* _Your task_:
Without including any pictures, write out all the entries exactly.

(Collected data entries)
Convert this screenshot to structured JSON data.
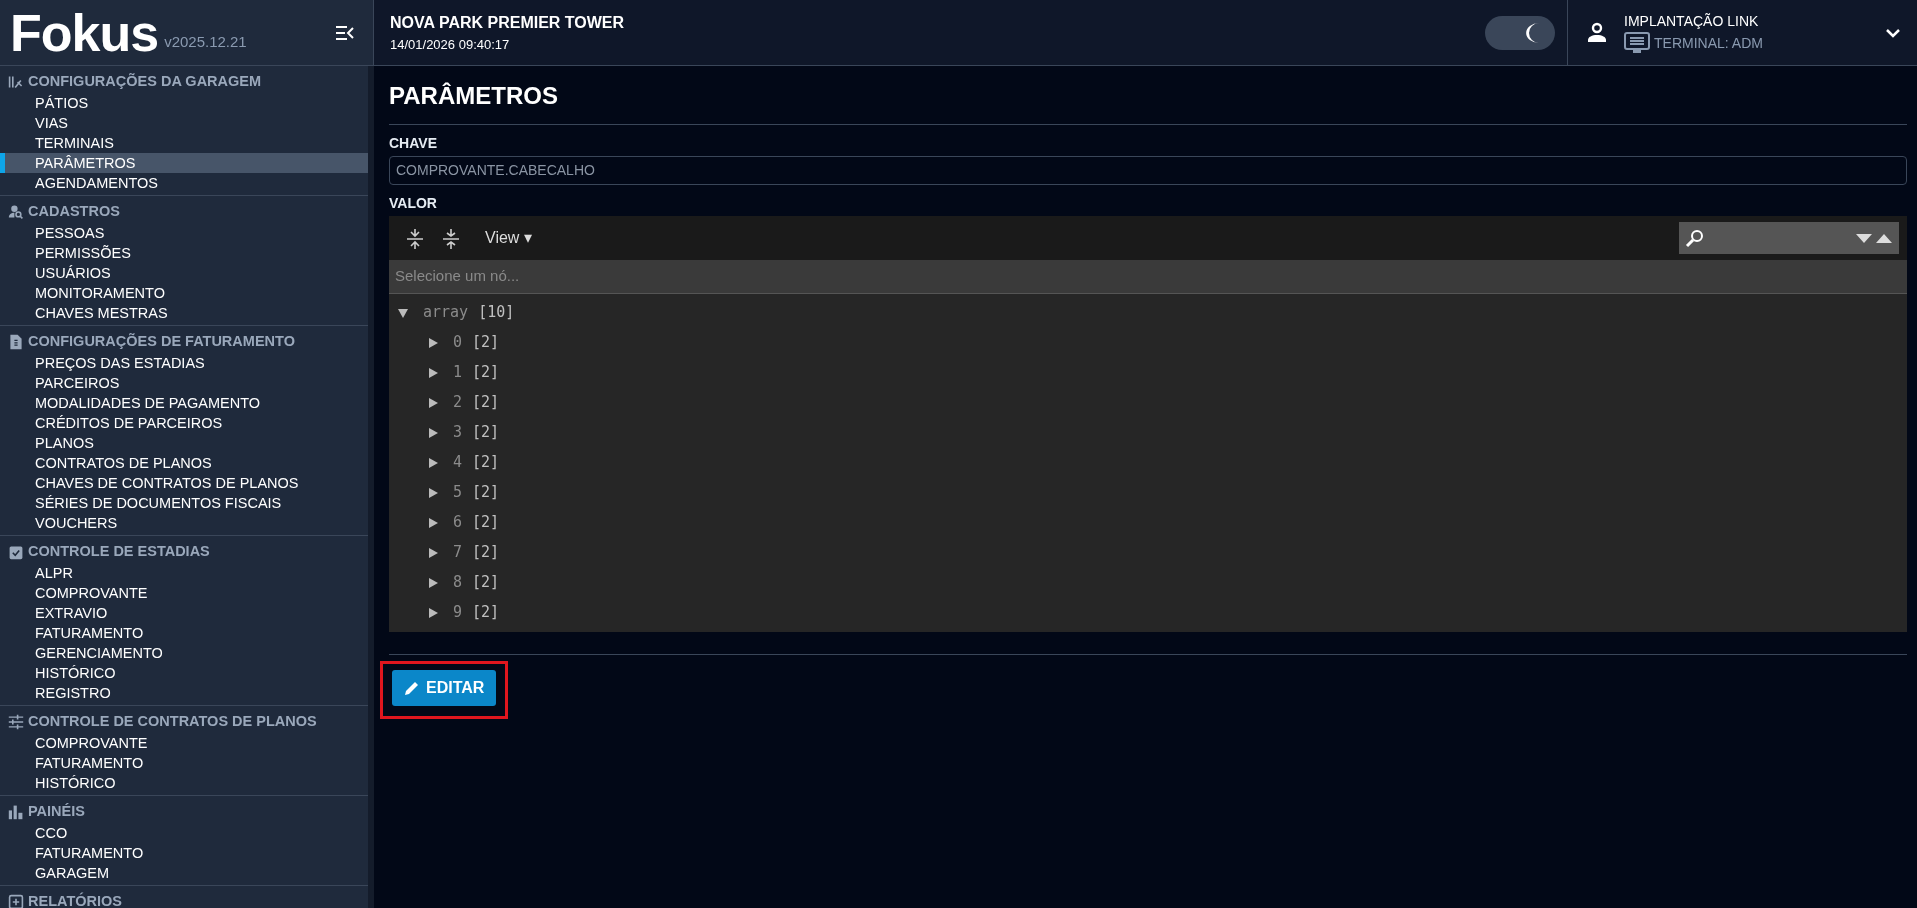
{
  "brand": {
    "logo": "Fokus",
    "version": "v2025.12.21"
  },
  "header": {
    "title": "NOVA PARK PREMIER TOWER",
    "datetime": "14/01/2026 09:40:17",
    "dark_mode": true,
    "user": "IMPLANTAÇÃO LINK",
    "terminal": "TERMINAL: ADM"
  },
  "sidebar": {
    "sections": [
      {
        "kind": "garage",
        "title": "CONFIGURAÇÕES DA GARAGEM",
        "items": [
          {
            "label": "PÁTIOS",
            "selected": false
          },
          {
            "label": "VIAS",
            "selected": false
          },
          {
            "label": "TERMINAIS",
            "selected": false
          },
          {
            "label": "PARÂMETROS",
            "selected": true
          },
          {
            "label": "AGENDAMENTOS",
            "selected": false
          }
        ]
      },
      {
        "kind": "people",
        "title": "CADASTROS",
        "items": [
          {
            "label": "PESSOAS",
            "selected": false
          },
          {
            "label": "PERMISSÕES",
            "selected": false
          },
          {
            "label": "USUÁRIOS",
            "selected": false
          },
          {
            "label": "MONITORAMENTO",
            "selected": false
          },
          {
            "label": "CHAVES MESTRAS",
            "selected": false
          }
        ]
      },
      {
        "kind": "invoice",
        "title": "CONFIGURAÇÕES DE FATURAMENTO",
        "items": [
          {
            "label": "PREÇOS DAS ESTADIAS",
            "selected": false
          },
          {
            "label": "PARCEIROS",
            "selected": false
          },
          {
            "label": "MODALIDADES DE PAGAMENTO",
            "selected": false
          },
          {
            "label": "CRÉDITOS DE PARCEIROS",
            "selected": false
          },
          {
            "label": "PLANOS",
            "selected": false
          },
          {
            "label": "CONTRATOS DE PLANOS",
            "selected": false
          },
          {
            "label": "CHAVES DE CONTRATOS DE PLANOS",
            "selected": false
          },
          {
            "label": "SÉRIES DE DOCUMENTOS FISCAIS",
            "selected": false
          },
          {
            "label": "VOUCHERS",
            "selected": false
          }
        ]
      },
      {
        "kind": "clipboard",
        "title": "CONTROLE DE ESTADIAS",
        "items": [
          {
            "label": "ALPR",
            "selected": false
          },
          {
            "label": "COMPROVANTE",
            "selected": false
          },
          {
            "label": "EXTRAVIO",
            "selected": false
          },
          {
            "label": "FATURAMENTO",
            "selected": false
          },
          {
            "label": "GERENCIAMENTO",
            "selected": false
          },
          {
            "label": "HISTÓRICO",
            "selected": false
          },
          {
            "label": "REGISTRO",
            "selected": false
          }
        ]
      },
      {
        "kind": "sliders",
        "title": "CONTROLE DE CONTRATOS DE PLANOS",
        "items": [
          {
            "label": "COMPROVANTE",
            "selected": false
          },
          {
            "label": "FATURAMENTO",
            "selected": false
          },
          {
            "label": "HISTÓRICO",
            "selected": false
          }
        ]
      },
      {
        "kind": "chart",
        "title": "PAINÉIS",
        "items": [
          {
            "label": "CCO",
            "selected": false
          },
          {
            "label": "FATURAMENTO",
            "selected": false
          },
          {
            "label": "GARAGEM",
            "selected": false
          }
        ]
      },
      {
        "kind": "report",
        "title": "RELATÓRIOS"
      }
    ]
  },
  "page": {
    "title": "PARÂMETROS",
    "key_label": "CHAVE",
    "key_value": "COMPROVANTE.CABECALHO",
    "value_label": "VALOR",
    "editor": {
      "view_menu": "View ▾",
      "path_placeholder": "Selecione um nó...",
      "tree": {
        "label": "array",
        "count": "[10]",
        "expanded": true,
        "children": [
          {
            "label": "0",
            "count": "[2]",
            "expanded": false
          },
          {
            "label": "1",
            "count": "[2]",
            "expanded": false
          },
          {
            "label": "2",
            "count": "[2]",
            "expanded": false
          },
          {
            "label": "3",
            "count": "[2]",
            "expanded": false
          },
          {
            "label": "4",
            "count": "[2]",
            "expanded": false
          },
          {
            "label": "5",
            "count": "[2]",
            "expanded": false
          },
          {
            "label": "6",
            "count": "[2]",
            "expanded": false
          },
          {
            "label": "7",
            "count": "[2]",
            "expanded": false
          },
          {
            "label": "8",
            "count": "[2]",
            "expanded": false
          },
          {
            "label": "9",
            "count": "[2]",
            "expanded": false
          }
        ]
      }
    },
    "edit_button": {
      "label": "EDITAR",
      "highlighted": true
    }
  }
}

* _Answer to the problem_:
Convert this screenshot to structured JSON data.
{
  "brand": {
    "logo": "Fokus",
    "version": "v2025.12.21"
  },
  "header": {
    "title": "NOVA PARK PREMIER TOWER",
    "datetime": "14/01/2026 09:40:17",
    "dark_mode": true,
    "user": "IMPLANTAÇÃO LINK",
    "terminal": "TERMINAL: ADM"
  },
  "sidebar": {
    "sections": [
      {
        "kind": "garage",
        "title": "CONFIGURAÇÕES DA GARAGEM",
        "items": [
          {
            "label": "PÁTIOS",
            "selected": false
          },
          {
            "label": "VIAS",
            "selected": false
          },
          {
            "label": "TERMINAIS",
            "selected": false
          },
          {
            "label": "PARÂMETROS",
            "selected": true
          },
          {
            "label": "AGENDAMENTOS",
            "selected": false
          }
        ]
      },
      {
        "kind": "people",
        "title": "CADASTROS",
        "items": [
          {
            "label": "PESSOAS",
            "selected": false
          },
          {
            "label": "PERMISSÕES",
            "selected": false
          },
          {
            "label": "USUÁRIOS",
            "selected": false
          },
          {
            "label": "MONITORAMENTO",
            "selected": false
          },
          {
            "label": "CHAVES MESTRAS",
            "selected": false
          }
        ]
      },
      {
        "kind": "invoice",
        "title": "CONFIGURAÇÕES DE FATURAMENTO",
        "items": [
          {
            "label": "PREÇOS DAS ESTADIAS",
            "selected": false
          },
          {
            "label": "PARCEIROS",
            "selected": false
          },
          {
            "label": "MODALIDADES DE PAGAMENTO",
            "selected": false
          },
          {
            "label": "CRÉDITOS DE PARCEIROS",
            "selected": false
          },
          {
            "label": "PLANOS",
            "selected": false
          },
          {
            "label": "CONTRATOS DE PLANOS",
            "selected": false
          },
          {
            "label": "CHAVES DE CONTRATOS DE PLANOS",
            "selected": false
          },
          {
            "label": "SÉRIES DE DOCUMENTOS FISCAIS",
            "selected": false
          },
          {
            "label": "VOUCHERS",
            "selected": false
          }
        ]
      },
      {
        "kind": "clipboard",
        "title": "CONTROLE DE ESTADIAS",
        "items": [
          {
            "label": "ALPR",
            "selected": false
          },
          {
            "label": "COMPROVANTE",
            "selected": false
          },
          {
            "label": "EXTRAVIO",
            "selected": false
          },
          {
            "label": "FATURAMENTO",
            "selected": false
          },
          {
            "label": "GERENCIAMENTO",
            "selected": false
          },
          {
            "label": "HISTÓRICO",
            "selected": false
          },
          {
            "label": "REGISTRO",
            "selected": false
          }
        ]
      },
      {
        "kind": "sliders",
        "title": "CONTROLE DE CONTRATOS DE PLANOS",
        "items": [
          {
            "label": "COMPROVANTE",
            "selected": false
          },
          {
            "label": "FATURAMENTO",
            "selected": false
          },
          {
            "label": "HISTÓRICO",
            "selected": false
          }
        ]
      },
      {
        "kind": "chart",
        "title": "PAINÉIS",
        "items": [
          {
            "label": "CCO",
            "selected": false
          },
          {
            "label": "FATURAMENTO",
            "selected": false
          },
          {
            "label": "GARAGEM",
            "selected": false
          }
        ]
      },
      {
        "kind": "report",
        "title": "RELATÓRIOS"
      }
    ]
  },
  "page": {
    "title": "PARÂMETROS",
    "key_label": "CHAVE",
    "key_value": "COMPROVANTE.CABECALHO",
    "value_label": "VALOR",
    "editor": {
      "view_menu": "View ▾",
      "path_placeholder": "Selecione um nó...",
      "tree": {
        "label": "array",
        "count": "[10]",
        "expanded": true,
        "children": [
          {
            "label": "0",
            "count": "[2]",
            "expanded": false
          },
          {
            "label": "1",
            "count": "[2]",
            "expanded": false
          },
          {
            "label": "2",
            "count": "[2]",
            "expanded": false
          },
          {
            "label": "3",
            "count": "[2]",
            "expanded": false
          },
          {
            "label": "4",
            "count": "[2]",
            "expanded": false
          },
          {
            "label": "5",
            "count": "[2]",
            "expanded": false
          },
          {
            "label": "6",
            "count": "[2]",
            "expanded": false
          },
          {
            "label": "7",
            "count": "[2]",
            "expanded": false
          },
          {
            "label": "8",
            "count": "[2]",
            "expanded": false
          },
          {
            "label": "9",
            "count": "[2]",
            "expanded": false
          }
        ]
      }
    },
    "edit_button": {
      "label": "EDITAR",
      "highlighted": true
    }
  }
}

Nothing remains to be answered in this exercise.